** start **
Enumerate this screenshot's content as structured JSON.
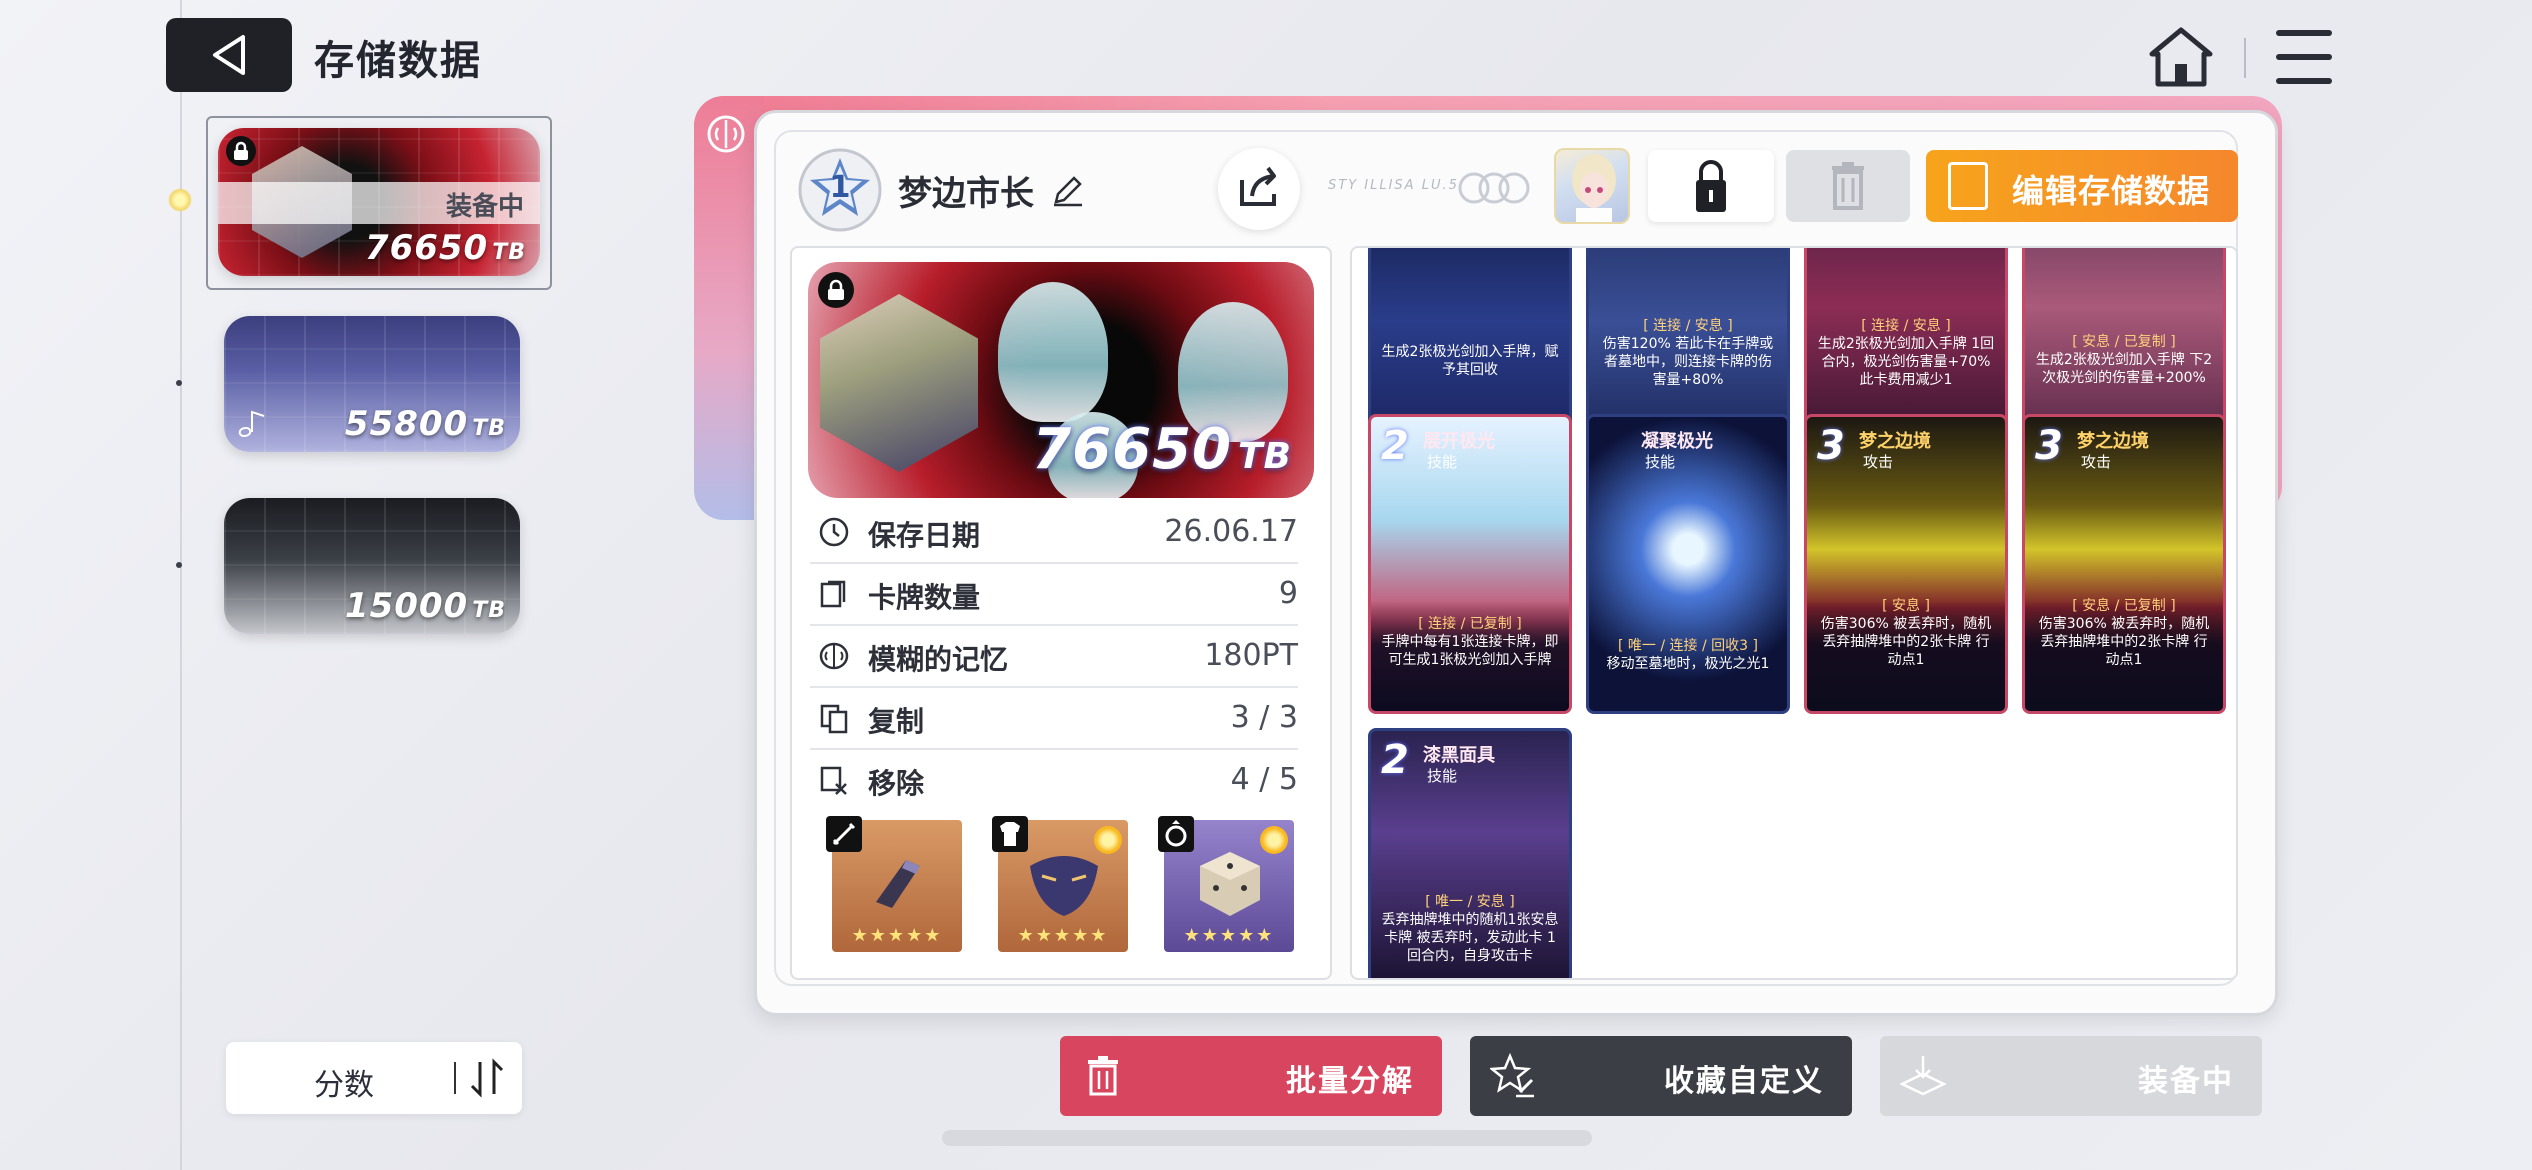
{
  "header": {
    "title": "存储数据",
    "back_icon": "back-triangle-icon",
    "home_icon": "home-icon",
    "menu_icon": "menu-icon"
  },
  "sidebar": {
    "slots": [
      {
        "value": "76650",
        "unit": "TB",
        "equipped_label": "装备中",
        "locked": true,
        "selected": true
      },
      {
        "value": "55800",
        "unit": "TB",
        "locked": false
      },
      {
        "value": "15000",
        "unit": "TB",
        "locked": false
      }
    ],
    "sort": {
      "label": "分数"
    }
  },
  "profile": {
    "level": "1",
    "name": "梦边市长",
    "serial": "STY ILLISA LU.5"
  },
  "toolbar": {
    "edit_save_label": "编辑存储数据"
  },
  "hero": {
    "value": "76650",
    "unit": "TB"
  },
  "stats": [
    {
      "label": "保存日期",
      "value": "26.06.17",
      "icon": "clock-icon"
    },
    {
      "label": "卡牌数量",
      "value": "9",
      "icon": "cards-icon"
    },
    {
      "label": "模糊的记忆",
      "value": "180PT",
      "icon": "brain-icon"
    },
    {
      "label": "复制",
      "value": "3 / 3",
      "icon": "copy-icon"
    },
    {
      "label": "移除",
      "value": "4 / 5",
      "icon": "remove-icon"
    }
  ],
  "equipment": [
    {
      "type": "sword-icon",
      "stars": "★★★★★",
      "rarity_color": "#c9804a",
      "special": false
    },
    {
      "type": "armor-icon",
      "stars": "★★★★★",
      "rarity_color": "#c9804a",
      "special": true
    },
    {
      "type": "ring-icon",
      "stars": "★★★★★",
      "rarity_color": "#6f5aa7",
      "special": true
    }
  ],
  "cards_top_row": [
    {
      "tag": "",
      "desc": "生成2张极光剑加入手牌，赋予其回收"
    },
    {
      "tag": "[ 连接 / 安息 ]",
      "desc": "伤害120% 若此卡在手牌或者墓地中，则连接卡牌的伤害量+80%"
    },
    {
      "tag": "[ 连接 / 安息 ]",
      "desc": "生成2张极光剑加入手牌 1回合内，极光剑伤害量+70% 此卡费用减少1"
    },
    {
      "tag": "[ 安息 / 已复制 ]",
      "desc": "生成2张极光剑加入手牌 下2次极光剑的伤害量+200%"
    }
  ],
  "cards": [
    {
      "cost": "2",
      "name": "展开极光",
      "type": "技能",
      "tag": "[ 连接 / 已复制 ]",
      "desc": "手牌中每有1张连接卡牌，即可生成1张极光剑加入手牌"
    },
    {
      "cost": "",
      "name": "凝聚极光",
      "type": "技能",
      "tag": "[ 唯一 / 连接 / 回收3 ]",
      "desc": "移动至墓地时，极光之光1"
    },
    {
      "cost": "3",
      "name": "梦之边境",
      "type": "攻击",
      "tag": "[ 安息 ]",
      "desc": "伤害306% 被丢弃时，随机丢弃抽牌堆中的2张卡牌 行动点1"
    },
    {
      "cost": "3",
      "name": "梦之边境",
      "type": "攻击",
      "tag": "[ 安息 / 已复制 ]",
      "desc": "伤害306% 被丢弃时，随机丢弃抽牌堆中的2张卡牌 行动点1"
    },
    {
      "cost": "2",
      "name": "漆黑面具",
      "type": "技能",
      "tag": "[ 唯一 / 安息 ]",
      "desc": "丢弃抽牌堆中的随机1张安息卡牌 被丢弃时，发动此卡 1回合内，自身攻击卡"
    }
  ],
  "actions": {
    "decompose_label": "批量分解",
    "collect_label": "收藏自定义",
    "equipped_label": "装备中"
  },
  "colors": {
    "accent_orange": "#f5932a",
    "danger_red": "#d8455e",
    "dark": "#1f2127"
  }
}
** end **
**Problem description:** Your copy should match the entries exactly, minus the pictures.

**Task answer:**
Enumerate this screenshot's content as structured JSON.
{
  "header": {
    "title": "存储数据",
    "back_icon": "back-triangle-icon",
    "home_icon": "home-icon",
    "menu_icon": "menu-icon"
  },
  "sidebar": {
    "slots": [
      {
        "value": "76650",
        "unit": "TB",
        "equipped_label": "装备中",
        "locked": true,
        "selected": true
      },
      {
        "value": "55800",
        "unit": "TB",
        "locked": false
      },
      {
        "value": "15000",
        "unit": "TB",
        "locked": false
      }
    ],
    "sort": {
      "label": "分数"
    }
  },
  "profile": {
    "level": "1",
    "name": "梦边市长",
    "serial": "STY ILLISA LU.5"
  },
  "toolbar": {
    "edit_save_label": "编辑存储数据"
  },
  "hero": {
    "value": "76650",
    "unit": "TB"
  },
  "stats": [
    {
      "label": "保存日期",
      "value": "26.06.17",
      "icon": "clock-icon"
    },
    {
      "label": "卡牌数量",
      "value": "9",
      "icon": "cards-icon"
    },
    {
      "label": "模糊的记忆",
      "value": "180PT",
      "icon": "brain-icon"
    },
    {
      "label": "复制",
      "value": "3 / 3",
      "icon": "copy-icon"
    },
    {
      "label": "移除",
      "value": "4 / 5",
      "icon": "remove-icon"
    }
  ],
  "equipment": [
    {
      "type": "sword-icon",
      "stars": "★★★★★",
      "rarity_color": "#c9804a",
      "special": false
    },
    {
      "type": "armor-icon",
      "stars": "★★★★★",
      "rarity_color": "#c9804a",
      "special": true
    },
    {
      "type": "ring-icon",
      "stars": "★★★★★",
      "rarity_color": "#6f5aa7",
      "special": true
    }
  ],
  "cards_top_row": [
    {
      "tag": "",
      "desc": "生成2张极光剑加入手牌，赋予其回收"
    },
    {
      "tag": "[ 连接 / 安息 ]",
      "desc": "伤害120% 若此卡在手牌或者墓地中，则连接卡牌的伤害量+80%"
    },
    {
      "tag": "[ 连接 / 安息 ]",
      "desc": "生成2张极光剑加入手牌 1回合内，极光剑伤害量+70% 此卡费用减少1"
    },
    {
      "tag": "[ 安息 / 已复制 ]",
      "desc": "生成2张极光剑加入手牌 下2次极光剑的伤害量+200%"
    }
  ],
  "cards": [
    {
      "cost": "2",
      "name": "展开极光",
      "type": "技能",
      "tag": "[ 连接 / 已复制 ]",
      "desc": "手牌中每有1张连接卡牌，即可生成1张极光剑加入手牌"
    },
    {
      "cost": "",
      "name": "凝聚极光",
      "type": "技能",
      "tag": "[ 唯一 / 连接 / 回收3 ]",
      "desc": "移动至墓地时，极光之光1"
    },
    {
      "cost": "3",
      "name": "梦之边境",
      "type": "攻击",
      "tag": "[ 安息 ]",
      "desc": "伤害306% 被丢弃时，随机丢弃抽牌堆中的2张卡牌 行动点1"
    },
    {
      "cost": "3",
      "name": "梦之边境",
      "type": "攻击",
      "tag": "[ 安息 / 已复制 ]",
      "desc": "伤害306% 被丢弃时，随机丢弃抽牌堆中的2张卡牌 行动点1"
    },
    {
      "cost": "2",
      "name": "漆黑面具",
      "type": "技能",
      "tag": "[ 唯一 / 安息 ]",
      "desc": "丢弃抽牌堆中的随机1张安息卡牌 被丢弃时，发动此卡 1回合内，自身攻击卡"
    }
  ],
  "actions": {
    "decompose_label": "批量分解",
    "collect_label": "收藏自定义",
    "equipped_label": "装备中"
  },
  "colors": {
    "accent_orange": "#f5932a",
    "danger_red": "#d8455e",
    "dark": "#1f2127"
  }
}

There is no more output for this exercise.